## Required work
Every line of the records must be repeated exactly; pictures stay out.

--- Information given ---

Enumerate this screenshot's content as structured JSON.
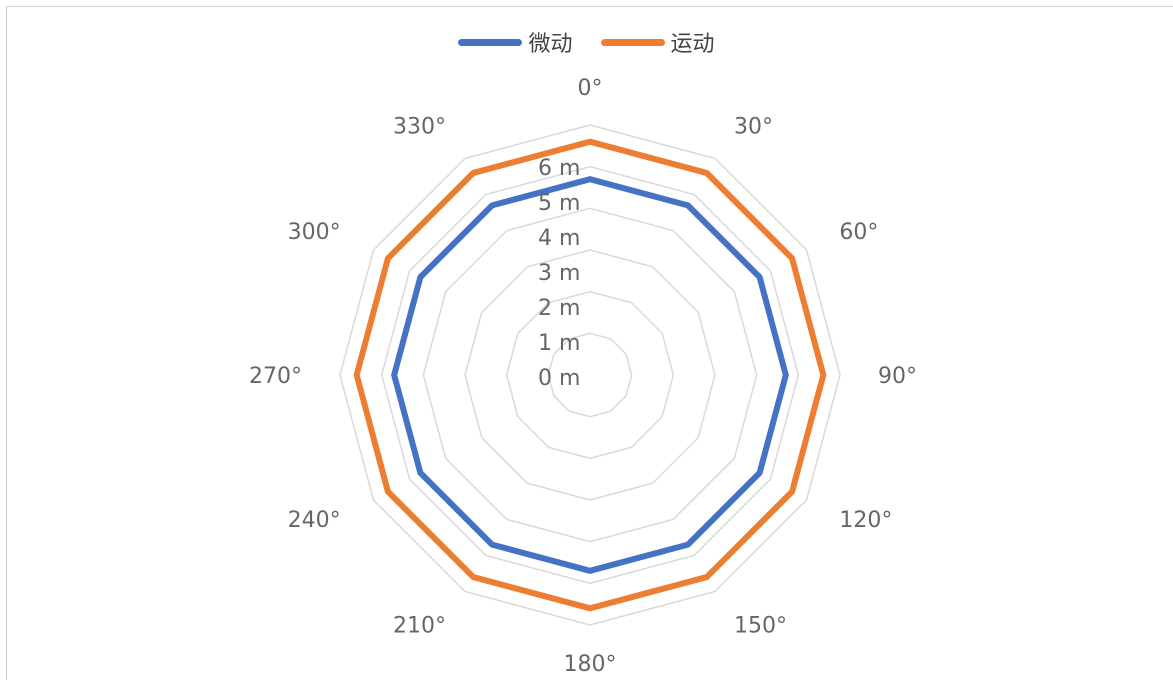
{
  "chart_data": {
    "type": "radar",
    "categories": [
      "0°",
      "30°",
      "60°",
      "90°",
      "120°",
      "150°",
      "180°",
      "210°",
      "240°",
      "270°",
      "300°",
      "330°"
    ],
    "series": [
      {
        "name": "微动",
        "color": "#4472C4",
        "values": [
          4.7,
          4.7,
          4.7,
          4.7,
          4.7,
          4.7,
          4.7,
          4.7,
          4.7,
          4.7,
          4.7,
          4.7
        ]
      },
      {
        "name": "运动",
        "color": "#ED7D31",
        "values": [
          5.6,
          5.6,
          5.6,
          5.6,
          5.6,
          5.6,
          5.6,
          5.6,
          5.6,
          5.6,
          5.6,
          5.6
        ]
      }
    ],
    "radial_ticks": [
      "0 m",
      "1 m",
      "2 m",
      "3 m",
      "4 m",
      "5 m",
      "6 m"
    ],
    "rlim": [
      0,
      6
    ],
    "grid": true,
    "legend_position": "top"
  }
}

---

## Full solution
Enumerate this screenshot's content as structured JSON.
{
  "chart_data": {
    "type": "radar",
    "categories": [
      "0°",
      "30°",
      "60°",
      "90°",
      "120°",
      "150°",
      "180°",
      "210°",
      "240°",
      "270°",
      "300°",
      "330°"
    ],
    "series": [
      {
        "name": "微动",
        "color": "#4472C4",
        "values": [
          4.7,
          4.7,
          4.7,
          4.7,
          4.7,
          4.7,
          4.7,
          4.7,
          4.7,
          4.7,
          4.7,
          4.7
        ]
      },
      {
        "name": "运动",
        "color": "#ED7D31",
        "values": [
          5.6,
          5.6,
          5.6,
          5.6,
          5.6,
          5.6,
          5.6,
          5.6,
          5.6,
          5.6,
          5.6,
          5.6
        ]
      }
    ],
    "radial_ticks": [
      "0 m",
      "1 m",
      "2 m",
      "3 m",
      "4 m",
      "5 m",
      "6 m"
    ],
    "rlim": [
      0,
      6
    ],
    "grid": true,
    "legend_position": "top"
  }
}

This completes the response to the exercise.